**DATA SUPPLIED**
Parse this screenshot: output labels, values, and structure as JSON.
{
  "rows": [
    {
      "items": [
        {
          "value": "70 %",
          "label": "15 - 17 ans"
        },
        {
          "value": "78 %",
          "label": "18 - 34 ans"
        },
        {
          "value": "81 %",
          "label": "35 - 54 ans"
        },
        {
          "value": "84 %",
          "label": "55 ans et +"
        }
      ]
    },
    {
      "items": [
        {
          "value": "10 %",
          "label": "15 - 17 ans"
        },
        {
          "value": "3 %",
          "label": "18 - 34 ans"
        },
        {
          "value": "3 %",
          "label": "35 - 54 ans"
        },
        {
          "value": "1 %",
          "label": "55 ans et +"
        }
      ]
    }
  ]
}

**AIM OF THE EXERCISE**
Retype the whole listing, matching it exactly.

**WRITTEN SOLUTION**
Parse this screenshot: output labels, values, and structure as JSON.
{
  "rows": [
    {
      "items": [
        {
          "value": "70 %",
          "label": "15 - 17 ans"
        },
        {
          "value": "78 %",
          "label": "18 - 34 ans"
        },
        {
          "value": "81 %",
          "label": "35 - 54 ans"
        },
        {
          "value": "84 %",
          "label": "55 ans et +"
        }
      ]
    },
    {
      "items": [
        {
          "value": "10 %",
          "label": "15 - 17 ans"
        },
        {
          "value": "3 %",
          "label": "18 - 34 ans"
        },
        {
          "value": "3 %",
          "label": "35 - 54 ans"
        },
        {
          "value": "1 %",
          "label": "55 ans et +"
        }
      ]
    }
  ]
}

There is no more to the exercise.